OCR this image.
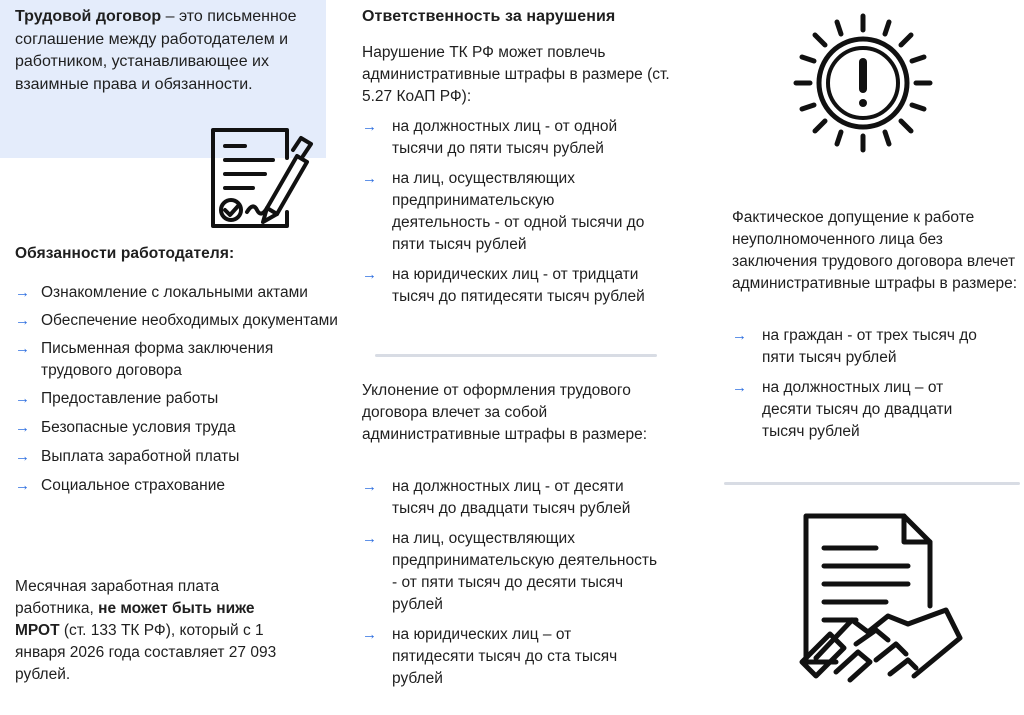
Трудовой договор – это письменное соглашение между работодателем и работником, устанавливающее их взаимные права и обязанности.
Обязанности работодателя:
→ Ознакомление с локальными актами
→ Обеспечение необходимых документами
→ Письменная форма заключения трудового договора
→ Предоставление работы
→ Безопасные условия труда
→ Выплата заработной платы
→ Социальное страхование
Месячная заработная плата работника, не может быть ниже МРОТ (ст. 133 ТК РФ), который с 1 января 2026 года составляет 27 093 рублей.
Ответственность за нарушения
Нарушение ТК РФ может повлечь административные штрафы в размере (ст. 5.27 КоАП РФ):
→ на должностных лиц - от одной тысячи до пяти тысяч рублей
→ на лиц, осуществляющих предпринимательскую деятельность - от одной тысячи до пяти тысяч рублей
→ на юридических лиц - от тридцати тысяч до пятидесяти тысяч рублей
Уклонение от оформления трудового договора влечет за собой административные штрафы в размере:
→ на должностных лиц - от десяти тысяч до двадцати тысяч рублей
→ на лиц, осуществляющих предпринимательскую деятельность - от пяти тысяч до десяти тысяч рублей
→ на юридических лиц – от пятидесяти тысяч до ста тысяч рублей
Фактическое допущение к работе неуполномоченного лица без заключения трудового договора влечет административные штрафы в размере:
→ на граждан - от трех тысяч до пяти тысяч рублей
→ на должностных лиц – от десяти тысяч до двадцати тысяч рублей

---------------

Task statement: Leave out every picture and copy the rest of the records exactly.

Worked solution:
OCR this image.
Трудовой договор – это письменное соглашение между работодателем и работником, устанавливающее их взаимные права и обязанности.
Обязанности работодателя:
→ Ознакомление с локальными актами
→ Обеспечение необходимых документами
→ Письменная форма заключения трудового договора
→ Предоставление работы
→ Безопасные условия труда
→ Выплата заработной платы
→ Социальное страхование
Месячная заработная плата работника, не может быть ниже МРОТ (ст. 133 ТК РФ), который с 1 января 2026 года составляет 27 093 рублей.
Ответственность за нарушения
Нарушение ТК РФ может повлечь административные штрафы в размере (ст. 5.27 КоАП РФ):
→ на должностных лиц - от одной тысячи до пяти тысяч рублей
→ на лиц, осуществляющих предпринимательскую деятельность - от одной тысячи до пяти тысяч рублей
→ на юридических лиц - от тридцати тысяч до пятидесяти тысяч рублей
Уклонение от оформления трудового договора влечет за собой административные штрафы в размере:
→ на должностных лиц - от десяти тысяч до двадцати тысяч рублей
→ на лиц, осуществляющих предпринимательскую деятельность - от пяти тысяч до десяти тысяч рублей
→ на юридических лиц – от пятидесяти тысяч до ста тысяч рублей
Фактическое допущение к работе неуполномоченного лица без заключения трудового договора влечет административные штрафы в размере:
→ на граждан - от трех тысяч до пяти тысяч рублей
→ на должностных лиц – от десяти тысяч до двадцати тысяч рублей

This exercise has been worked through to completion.